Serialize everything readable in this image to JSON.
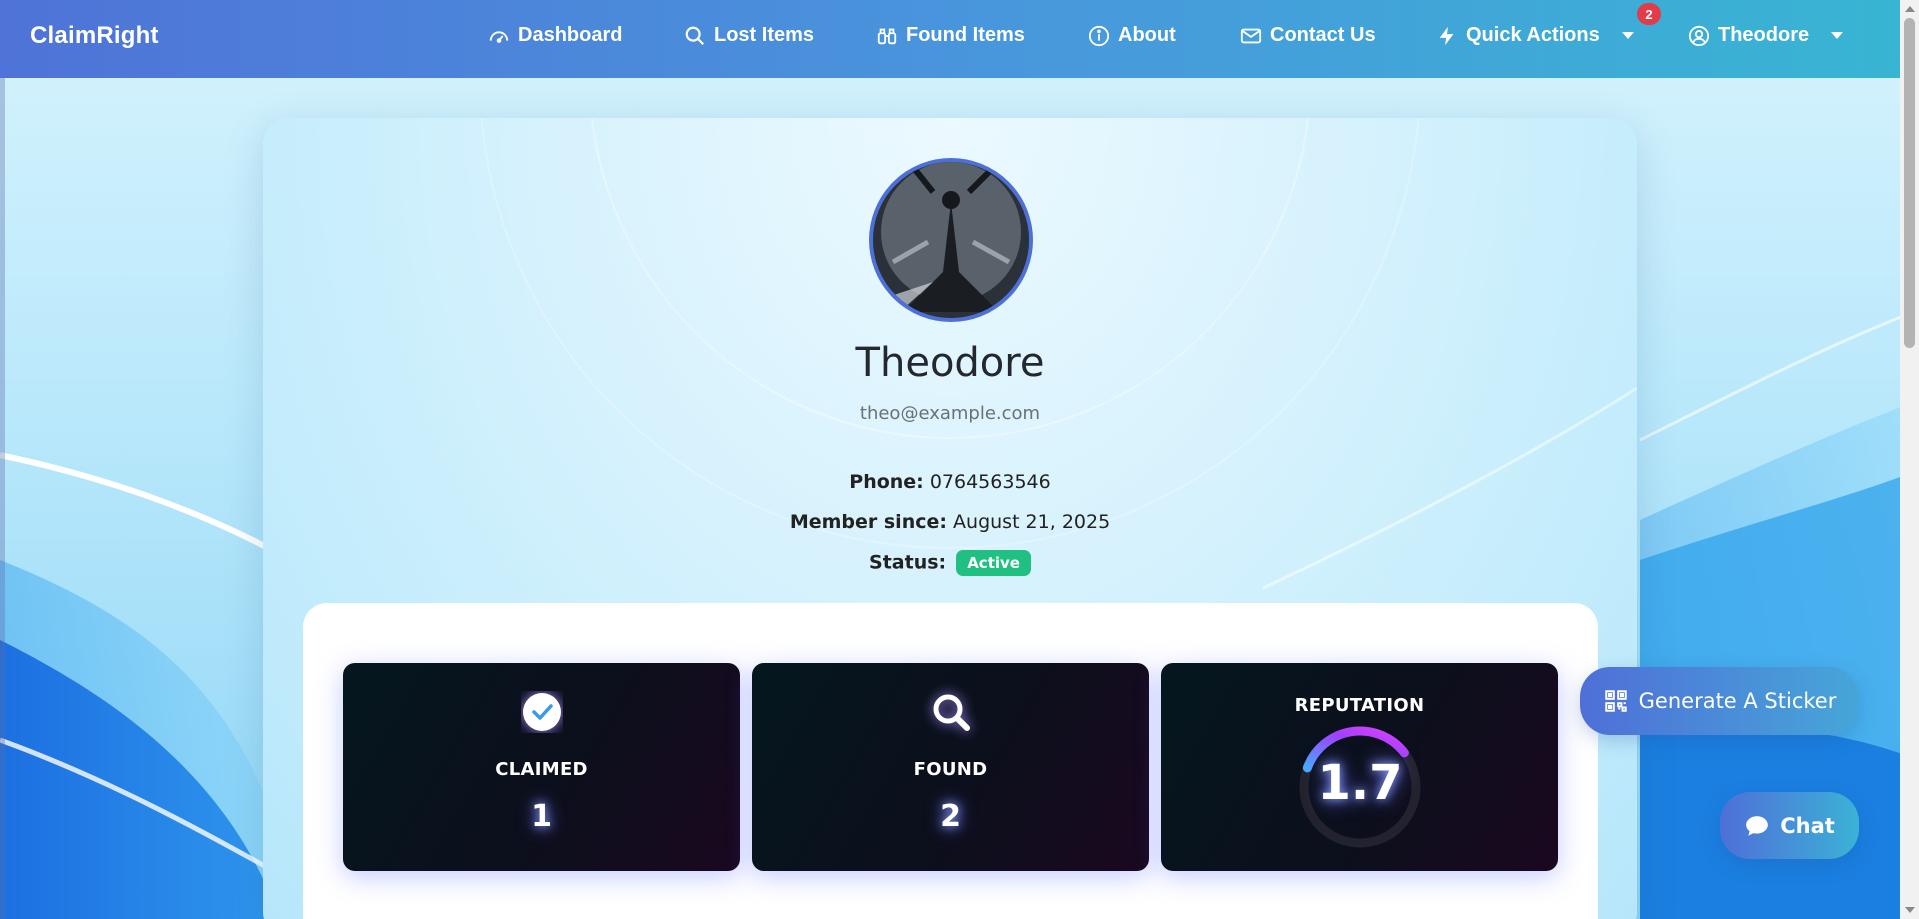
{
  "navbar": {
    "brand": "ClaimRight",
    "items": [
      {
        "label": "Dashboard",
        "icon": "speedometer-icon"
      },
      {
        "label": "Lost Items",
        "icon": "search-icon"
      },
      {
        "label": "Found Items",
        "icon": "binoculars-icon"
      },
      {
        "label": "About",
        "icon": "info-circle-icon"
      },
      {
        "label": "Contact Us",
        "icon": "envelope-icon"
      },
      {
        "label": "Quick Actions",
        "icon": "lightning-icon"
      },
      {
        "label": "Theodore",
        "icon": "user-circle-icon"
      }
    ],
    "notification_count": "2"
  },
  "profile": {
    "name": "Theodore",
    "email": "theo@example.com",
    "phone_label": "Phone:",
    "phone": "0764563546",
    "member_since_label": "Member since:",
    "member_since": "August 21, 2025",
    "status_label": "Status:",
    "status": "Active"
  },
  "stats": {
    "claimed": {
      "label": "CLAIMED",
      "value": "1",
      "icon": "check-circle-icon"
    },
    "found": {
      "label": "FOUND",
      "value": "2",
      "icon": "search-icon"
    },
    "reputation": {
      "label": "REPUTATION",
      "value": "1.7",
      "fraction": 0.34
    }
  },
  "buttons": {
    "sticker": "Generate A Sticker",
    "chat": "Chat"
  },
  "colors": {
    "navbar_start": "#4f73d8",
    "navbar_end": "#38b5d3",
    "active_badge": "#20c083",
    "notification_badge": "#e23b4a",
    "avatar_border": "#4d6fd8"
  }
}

> [EXERCISE OBJECTIVE]: Print the whole listing above once more, word for word, without its pictures.

> [CORRECT RESULT]:
Serialize everything readable in this image to JSON.
{
  "navbar": {
    "brand": "ClaimRight",
    "items": [
      {
        "label": "Dashboard",
        "icon": "speedometer-icon"
      },
      {
        "label": "Lost Items",
        "icon": "search-icon"
      },
      {
        "label": "Found Items",
        "icon": "binoculars-icon"
      },
      {
        "label": "About",
        "icon": "info-circle-icon"
      },
      {
        "label": "Contact Us",
        "icon": "envelope-icon"
      },
      {
        "label": "Quick Actions",
        "icon": "lightning-icon"
      },
      {
        "label": "Theodore",
        "icon": "user-circle-icon"
      }
    ],
    "notification_count": "2"
  },
  "profile": {
    "name": "Theodore",
    "email": "theo@example.com",
    "phone_label": "Phone:",
    "phone": "0764563546",
    "member_since_label": "Member since:",
    "member_since": "August 21, 2025",
    "status_label": "Status:",
    "status": "Active"
  },
  "stats": {
    "claimed": {
      "label": "CLAIMED",
      "value": "1",
      "icon": "check-circle-icon"
    },
    "found": {
      "label": "FOUND",
      "value": "2",
      "icon": "search-icon"
    },
    "reputation": {
      "label": "REPUTATION",
      "value": "1.7",
      "fraction": 0.34
    }
  },
  "buttons": {
    "sticker": "Generate A Sticker",
    "chat": "Chat"
  },
  "colors": {
    "navbar_start": "#4f73d8",
    "navbar_end": "#38b5d3",
    "active_badge": "#20c083",
    "notification_badge": "#e23b4a",
    "avatar_border": "#4d6fd8"
  }
}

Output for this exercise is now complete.